* [AIM OF THE EXERCISE]:
Set each entry down verbatim, omitting images.

## Begin EXTRACTED RECORDS

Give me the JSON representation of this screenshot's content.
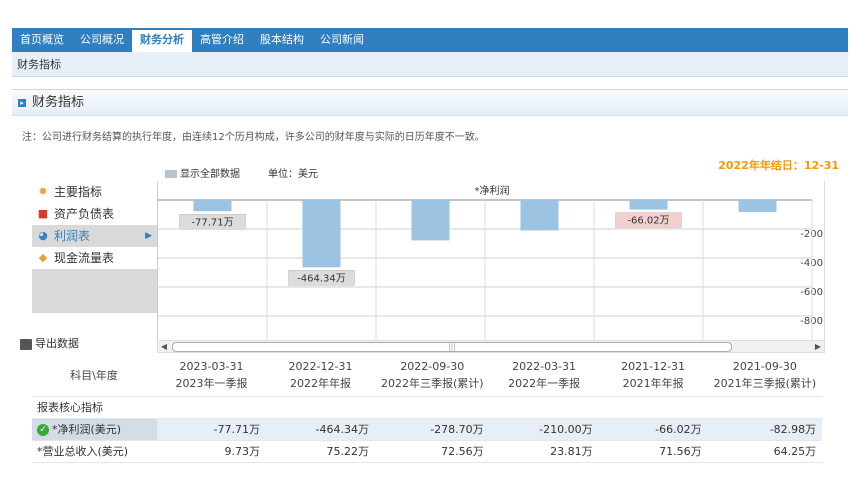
{
  "nav": {
    "tabs": [
      "首页概览",
      "公司概况",
      "财务分析",
      "高管介绍",
      "股本结构",
      "公司新闻"
    ]
  },
  "subnav": {
    "label": "财务指标"
  },
  "section": {
    "title": "财务指标"
  },
  "note": "注：公司进行财务结算的执行年度，由连续12个历月构成，许多公司的财年度与实际的日历年度不一致。",
  "year_end": "2022年年结日：12-31",
  "controls": {
    "show_all": "显示全部数据",
    "unit": "单位：美元"
  },
  "menu": {
    "items": [
      "主要指标",
      "资产负债表",
      "利润表",
      "现金流量表"
    ]
  },
  "export_label": "导出数据",
  "chart_data": {
    "type": "bar",
    "title": "*净利润",
    "categories": [
      "2023年一季报",
      "2022年年报",
      "2022年三季报(累计)",
      "2022年一季报",
      "2021年年报",
      "2021年三季报(累计)"
    ],
    "values": [
      -77.71,
      -464.34,
      -278.7,
      -210.0,
      -66.02,
      -82.98
    ],
    "data_labels": [
      "-77.71万",
      "-464.34万",
      "",
      "",
      "-66.02万",
      ""
    ],
    "ylim": [
      -900,
      0
    ],
    "yticks": [
      "-200",
      "-400",
      "-600",
      "-800"
    ],
    "colors": {
      "bar": "#9dc3e2",
      "label_bg": "#dcdcdc",
      "label_bg_highlight": "#f4cfcf"
    }
  },
  "table": {
    "header_label": "科目\\年度",
    "columns": [
      {
        "date": "2023-03-31",
        "period": "2023年一季报"
      },
      {
        "date": "2022-12-31",
        "period": "2022年年报"
      },
      {
        "date": "2022-09-30",
        "period": "2022年三季报(累计)"
      },
      {
        "date": "2022-03-31",
        "period": "2022年一季报"
      },
      {
        "date": "2021-12-31",
        "period": "2021年年报"
      },
      {
        "date": "2021-09-30",
        "period": "2021年三季报(累计)"
      }
    ],
    "group_label": "报表核心指标",
    "rows": [
      {
        "label": "*净利润(美元)",
        "values": [
          "-77.71万",
          "-464.34万",
          "-278.70万",
          "-210.00万",
          "-66.02万",
          "-82.98万"
        ]
      },
      {
        "label": "*营业总收入(美元)",
        "values": [
          "9.73万",
          "75.22万",
          "72.56万",
          "23.81万",
          "71.56万",
          "64.25万"
        ]
      }
    ]
  }
}
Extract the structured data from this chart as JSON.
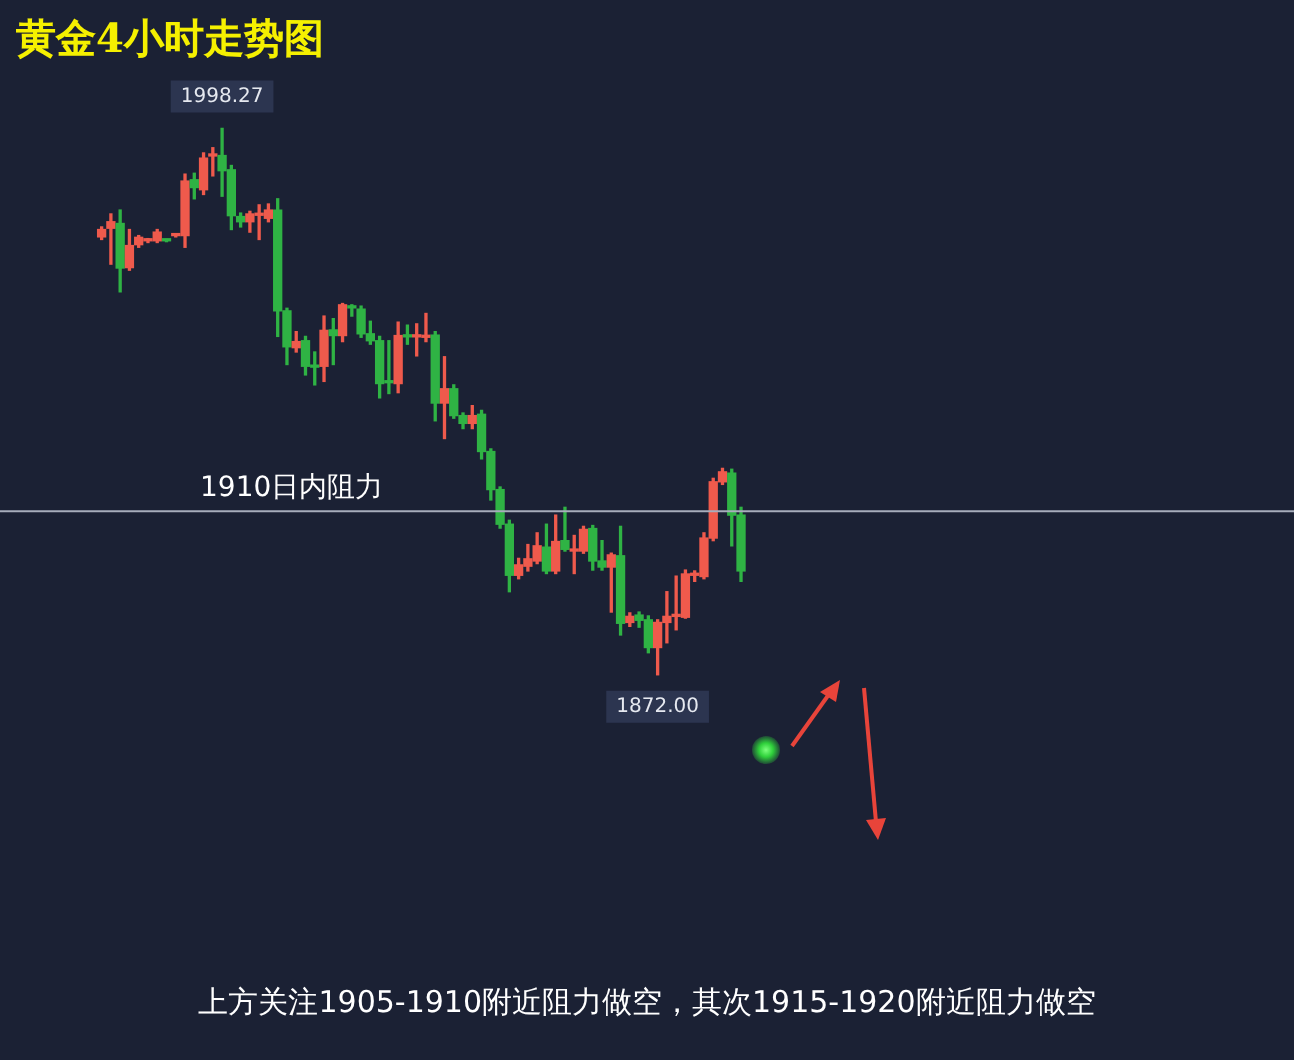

## End EXTRACTED RECORDS

* [RESULT OF THIS TASK]:
Give me the JSON representation of this screenshot's content.
{
  "nav": {
    "tabs": [
      "首页概览",
      "公司概况",
      "财务分析",
      "高管介绍",
      "股本结构",
      "公司新闻"
    ]
  },
  "subnav": {
    "label": "财务指标"
  },
  "section": {
    "title": "财务指标"
  },
  "note": "注：公司进行财务结算的执行年度，由连续12个历月构成，许多公司的财年度与实际的日历年度不一致。",
  "year_end": "2022年年结日：12-31",
  "controls": {
    "show_all": "显示全部数据",
    "unit": "单位：美元"
  },
  "menu": {
    "items": [
      "主要指标",
      "资产负债表",
      "利润表",
      "现金流量表"
    ]
  },
  "export_label": "导出数据",
  "chart_data": {
    "type": "bar",
    "title": "*净利润",
    "categories": [
      "2023年一季报",
      "2022年年报",
      "2022年三季报(累计)",
      "2022年一季报",
      "2021年年报",
      "2021年三季报(累计)"
    ],
    "values": [
      -77.71,
      -464.34,
      -278.7,
      -210.0,
      -66.02,
      -82.98
    ],
    "data_labels": [
      "-77.71万",
      "-464.34万",
      "",
      "",
      "-66.02万",
      ""
    ],
    "ylim": [
      -900,
      0
    ],
    "yticks": [
      "-200",
      "-400",
      "-600",
      "-800"
    ],
    "colors": {
      "bar": "#9dc3e2",
      "label_bg": "#dcdcdc",
      "label_bg_highlight": "#f4cfcf"
    }
  },
  "table": {
    "header_label": "科目\\年度",
    "columns": [
      {
        "date": "2023-03-31",
        "period": "2023年一季报"
      },
      {
        "date": "2022-12-31",
        "period": "2022年年报"
      },
      {
        "date": "2022-09-30",
        "period": "2022年三季报(累计)"
      },
      {
        "date": "2022-03-31",
        "period": "2022年一季报"
      },
      {
        "date": "2021-12-31",
        "period": "2021年年报"
      },
      {
        "date": "2021-09-30",
        "period": "2021年三季报(累计)"
      }
    ],
    "group_label": "报表核心指标",
    "rows": [
      {
        "label": "*净利润(美元)",
        "values": [
          "-77.71万",
          "-464.34万",
          "-278.70万",
          "-210.00万",
          "-66.02万",
          "-82.98万"
        ]
      },
      {
        "label": "*营业总收入(美元)",
        "values": [
          "9.73万",
          "75.22万",
          "72.56万",
          "23.81万",
          "71.56万",
          "64.25万"
        ]
      }
    ]
  }
}
Extract the structured data from this chart as JSON.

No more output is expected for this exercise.